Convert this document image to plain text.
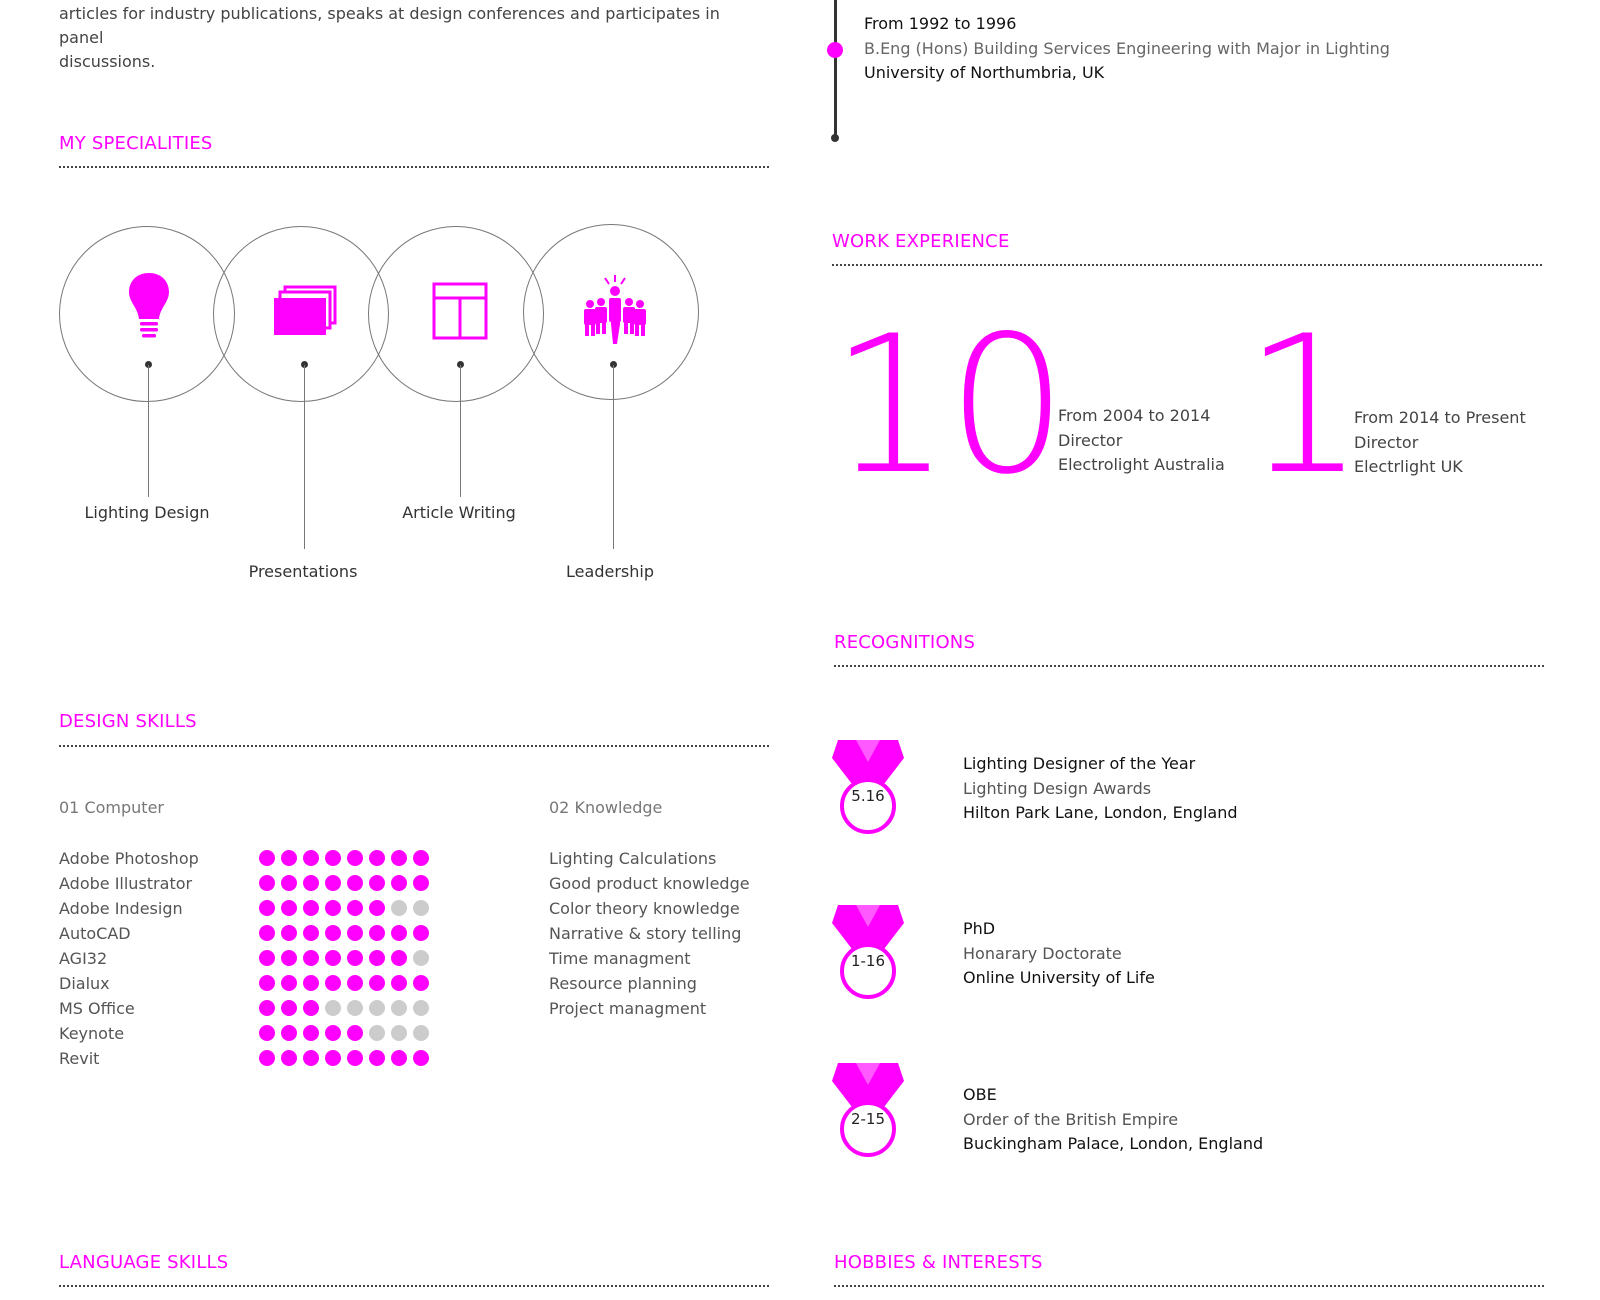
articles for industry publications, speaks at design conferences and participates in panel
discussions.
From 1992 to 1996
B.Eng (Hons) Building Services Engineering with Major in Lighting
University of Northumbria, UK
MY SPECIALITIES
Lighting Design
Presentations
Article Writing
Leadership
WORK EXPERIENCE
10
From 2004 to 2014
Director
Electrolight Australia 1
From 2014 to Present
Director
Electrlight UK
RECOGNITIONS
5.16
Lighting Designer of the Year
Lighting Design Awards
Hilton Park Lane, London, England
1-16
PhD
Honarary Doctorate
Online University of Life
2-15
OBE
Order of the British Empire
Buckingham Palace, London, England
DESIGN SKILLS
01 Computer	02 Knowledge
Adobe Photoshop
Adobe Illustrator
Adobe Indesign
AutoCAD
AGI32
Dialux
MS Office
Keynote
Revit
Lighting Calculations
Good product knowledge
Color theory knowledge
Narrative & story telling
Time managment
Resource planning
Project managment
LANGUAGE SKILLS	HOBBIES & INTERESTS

_Objective_:
Search the data above for the string "England" and return every line that has it.

_Written solution_:
Hilton Park Lane, London, England
Buckingham Palace, London, England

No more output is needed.